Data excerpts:

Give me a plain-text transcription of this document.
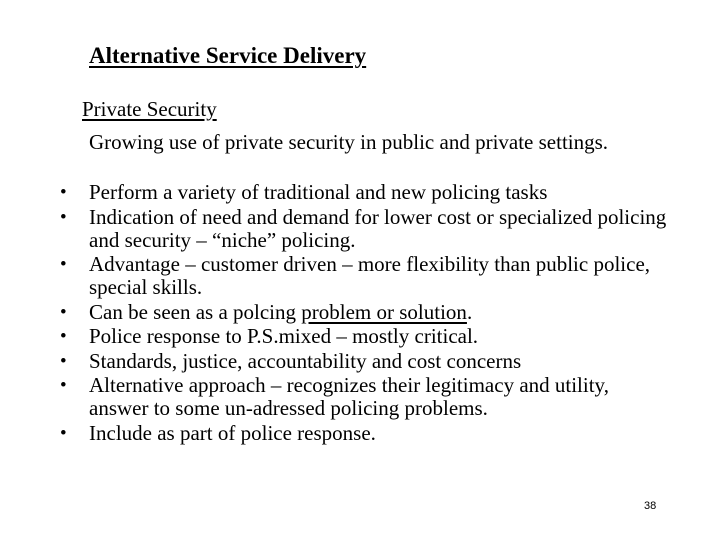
Alternative Service Delivery
Private Security
Growing use of private security in public and private settings.
• Perform a variety of traditional and new policing tasks
• Indication of need and demand for lower cost or specialized policing and security – “niche” policing.
• Advantage – customer driven – more flexibility than public police, special skills.
• Can be seen as a polcing problem or solution.
• Police response to P.S.mixed – mostly critical.
• Standards, justice, accountability and cost concerns
• Alternative approach – recognizes their legitimacy and utility, answer to some un-adressed policing problems.
• Include as part of police response.
38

▶ [PROBLEM DETAILS] Repeat all the data as it stands, dropping any images it holds.

▶ [TASK RESULT]
Give me a plain-text transcription of this document.
Alternative Service Delivery
Private Security
Growing use of private security in public and private settings.
• Perform a variety of traditional and new policing tasks
• Indication of need and demand for lower cost or specialized policing and security – “niche” policing.
• Advantage – customer driven – more flexibility than public police, special skills.
• Can be seen as a polcing problem or solution.
• Police response to P.S.mixed – mostly critical.
• Standards, justice, accountability and cost concerns
• Alternative approach – recognizes their legitimacy and utility, answer to some un-adressed policing problems.
• Include as part of police response.
38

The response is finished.